Aim
Reproduce every line in the listing that contains the word "manual".
** START OF Records provided **
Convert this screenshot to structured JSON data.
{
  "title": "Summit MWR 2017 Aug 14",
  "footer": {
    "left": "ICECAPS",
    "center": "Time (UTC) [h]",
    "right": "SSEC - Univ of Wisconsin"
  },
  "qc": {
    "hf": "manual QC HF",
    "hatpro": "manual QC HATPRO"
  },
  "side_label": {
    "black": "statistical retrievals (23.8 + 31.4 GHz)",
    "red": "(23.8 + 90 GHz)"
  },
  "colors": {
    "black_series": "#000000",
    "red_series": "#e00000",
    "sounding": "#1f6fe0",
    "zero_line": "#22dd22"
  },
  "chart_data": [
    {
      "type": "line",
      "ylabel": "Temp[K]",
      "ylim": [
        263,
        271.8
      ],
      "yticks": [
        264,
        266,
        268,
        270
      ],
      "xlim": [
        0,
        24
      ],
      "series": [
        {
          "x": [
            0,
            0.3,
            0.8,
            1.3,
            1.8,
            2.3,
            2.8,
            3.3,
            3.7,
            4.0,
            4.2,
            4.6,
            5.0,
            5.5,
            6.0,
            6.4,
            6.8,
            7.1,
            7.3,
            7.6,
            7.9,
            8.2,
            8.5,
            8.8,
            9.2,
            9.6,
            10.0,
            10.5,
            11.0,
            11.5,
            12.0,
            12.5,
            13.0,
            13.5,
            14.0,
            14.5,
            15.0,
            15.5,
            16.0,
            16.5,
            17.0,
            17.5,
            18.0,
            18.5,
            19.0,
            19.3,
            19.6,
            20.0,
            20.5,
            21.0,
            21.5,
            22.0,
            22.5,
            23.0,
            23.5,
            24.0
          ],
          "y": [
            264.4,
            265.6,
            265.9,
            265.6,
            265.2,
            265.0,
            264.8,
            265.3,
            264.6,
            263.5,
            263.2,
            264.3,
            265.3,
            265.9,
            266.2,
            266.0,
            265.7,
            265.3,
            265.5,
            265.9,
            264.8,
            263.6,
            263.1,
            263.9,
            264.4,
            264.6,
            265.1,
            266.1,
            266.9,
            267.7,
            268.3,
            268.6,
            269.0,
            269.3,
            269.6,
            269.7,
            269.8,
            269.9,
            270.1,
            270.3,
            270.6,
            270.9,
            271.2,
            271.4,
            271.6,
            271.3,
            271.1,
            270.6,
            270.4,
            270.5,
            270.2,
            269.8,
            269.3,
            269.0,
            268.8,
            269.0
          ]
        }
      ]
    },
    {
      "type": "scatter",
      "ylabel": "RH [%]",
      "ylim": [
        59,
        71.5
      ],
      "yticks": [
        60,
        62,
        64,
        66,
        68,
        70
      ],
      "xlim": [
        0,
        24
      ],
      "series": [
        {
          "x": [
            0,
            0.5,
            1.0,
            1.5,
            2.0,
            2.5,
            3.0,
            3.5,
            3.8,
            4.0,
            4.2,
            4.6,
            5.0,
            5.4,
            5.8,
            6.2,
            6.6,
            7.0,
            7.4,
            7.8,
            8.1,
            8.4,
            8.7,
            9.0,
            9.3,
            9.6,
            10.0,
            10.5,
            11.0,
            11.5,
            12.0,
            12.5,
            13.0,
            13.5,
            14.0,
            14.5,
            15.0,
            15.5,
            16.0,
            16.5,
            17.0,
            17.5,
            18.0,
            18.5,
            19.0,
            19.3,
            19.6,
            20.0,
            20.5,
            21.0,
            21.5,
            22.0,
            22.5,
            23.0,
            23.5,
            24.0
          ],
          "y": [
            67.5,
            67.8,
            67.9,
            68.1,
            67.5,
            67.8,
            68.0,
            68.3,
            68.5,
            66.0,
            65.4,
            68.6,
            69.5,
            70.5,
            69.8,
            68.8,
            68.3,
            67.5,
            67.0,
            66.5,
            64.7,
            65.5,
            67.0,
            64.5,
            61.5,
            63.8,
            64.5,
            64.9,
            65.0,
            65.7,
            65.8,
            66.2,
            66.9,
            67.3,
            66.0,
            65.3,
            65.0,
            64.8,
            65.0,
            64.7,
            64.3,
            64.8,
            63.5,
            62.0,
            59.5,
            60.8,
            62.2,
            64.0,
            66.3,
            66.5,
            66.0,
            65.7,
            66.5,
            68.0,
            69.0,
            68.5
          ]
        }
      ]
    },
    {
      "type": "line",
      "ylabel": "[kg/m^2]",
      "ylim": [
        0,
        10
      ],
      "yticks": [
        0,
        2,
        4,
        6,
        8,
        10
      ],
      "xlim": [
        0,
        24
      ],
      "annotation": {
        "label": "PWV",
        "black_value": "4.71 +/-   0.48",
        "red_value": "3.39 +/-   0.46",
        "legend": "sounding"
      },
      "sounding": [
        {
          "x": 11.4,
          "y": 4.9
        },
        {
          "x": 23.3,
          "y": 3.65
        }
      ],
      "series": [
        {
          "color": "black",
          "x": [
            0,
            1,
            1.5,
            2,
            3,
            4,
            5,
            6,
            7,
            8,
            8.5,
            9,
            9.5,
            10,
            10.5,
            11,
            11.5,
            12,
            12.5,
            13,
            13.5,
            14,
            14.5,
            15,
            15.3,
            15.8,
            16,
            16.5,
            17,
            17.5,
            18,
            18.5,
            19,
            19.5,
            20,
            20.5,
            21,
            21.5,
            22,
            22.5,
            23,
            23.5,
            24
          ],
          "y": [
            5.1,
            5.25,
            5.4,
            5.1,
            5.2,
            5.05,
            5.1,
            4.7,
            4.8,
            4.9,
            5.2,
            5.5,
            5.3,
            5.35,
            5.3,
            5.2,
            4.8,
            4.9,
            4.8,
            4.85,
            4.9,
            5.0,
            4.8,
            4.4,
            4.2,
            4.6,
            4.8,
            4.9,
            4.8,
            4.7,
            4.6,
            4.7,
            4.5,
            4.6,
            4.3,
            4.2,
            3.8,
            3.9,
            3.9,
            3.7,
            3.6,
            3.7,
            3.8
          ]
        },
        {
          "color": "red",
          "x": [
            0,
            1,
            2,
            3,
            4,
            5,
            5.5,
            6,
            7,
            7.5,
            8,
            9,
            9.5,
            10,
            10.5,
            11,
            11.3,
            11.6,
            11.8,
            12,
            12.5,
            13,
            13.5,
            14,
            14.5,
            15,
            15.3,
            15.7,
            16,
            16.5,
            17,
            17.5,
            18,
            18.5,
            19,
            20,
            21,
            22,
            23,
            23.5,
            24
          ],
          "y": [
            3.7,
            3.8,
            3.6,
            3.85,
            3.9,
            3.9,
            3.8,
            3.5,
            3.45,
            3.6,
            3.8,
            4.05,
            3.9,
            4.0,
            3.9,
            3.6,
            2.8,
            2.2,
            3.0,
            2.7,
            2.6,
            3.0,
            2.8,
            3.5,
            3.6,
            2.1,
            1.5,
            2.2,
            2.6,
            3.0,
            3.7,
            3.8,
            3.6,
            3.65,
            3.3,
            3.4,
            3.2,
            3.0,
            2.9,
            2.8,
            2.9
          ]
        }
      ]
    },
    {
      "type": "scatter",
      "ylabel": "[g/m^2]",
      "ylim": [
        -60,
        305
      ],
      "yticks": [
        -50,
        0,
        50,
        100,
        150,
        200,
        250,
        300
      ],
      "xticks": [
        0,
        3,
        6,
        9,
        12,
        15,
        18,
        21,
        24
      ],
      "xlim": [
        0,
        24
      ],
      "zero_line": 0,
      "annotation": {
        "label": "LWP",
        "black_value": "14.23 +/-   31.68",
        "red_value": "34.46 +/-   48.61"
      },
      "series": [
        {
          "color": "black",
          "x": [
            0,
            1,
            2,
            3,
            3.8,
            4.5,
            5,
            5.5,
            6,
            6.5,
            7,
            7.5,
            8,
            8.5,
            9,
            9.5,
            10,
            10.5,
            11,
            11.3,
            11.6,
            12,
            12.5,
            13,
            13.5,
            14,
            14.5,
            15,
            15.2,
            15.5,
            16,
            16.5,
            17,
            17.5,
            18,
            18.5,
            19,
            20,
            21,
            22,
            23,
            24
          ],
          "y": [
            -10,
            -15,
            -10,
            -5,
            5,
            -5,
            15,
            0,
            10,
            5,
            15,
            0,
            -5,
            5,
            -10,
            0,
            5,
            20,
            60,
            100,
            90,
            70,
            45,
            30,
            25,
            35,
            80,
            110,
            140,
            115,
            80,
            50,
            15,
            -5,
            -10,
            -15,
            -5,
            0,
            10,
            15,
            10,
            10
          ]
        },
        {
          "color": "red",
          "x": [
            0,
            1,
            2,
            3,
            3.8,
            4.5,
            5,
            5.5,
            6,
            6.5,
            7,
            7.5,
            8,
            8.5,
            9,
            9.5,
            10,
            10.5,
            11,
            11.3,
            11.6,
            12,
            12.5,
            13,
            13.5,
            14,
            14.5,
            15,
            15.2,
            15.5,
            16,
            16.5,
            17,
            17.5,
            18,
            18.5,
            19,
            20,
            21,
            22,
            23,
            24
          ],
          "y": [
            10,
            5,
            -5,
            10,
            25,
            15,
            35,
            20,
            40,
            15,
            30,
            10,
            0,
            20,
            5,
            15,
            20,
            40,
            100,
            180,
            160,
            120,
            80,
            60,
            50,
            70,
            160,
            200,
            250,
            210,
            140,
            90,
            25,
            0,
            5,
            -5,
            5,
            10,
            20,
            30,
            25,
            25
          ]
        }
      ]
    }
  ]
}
** END OF Records provided **
Full solution
    "hf": "manual QC HF",
    "hatpro": "manual QC HATPRO"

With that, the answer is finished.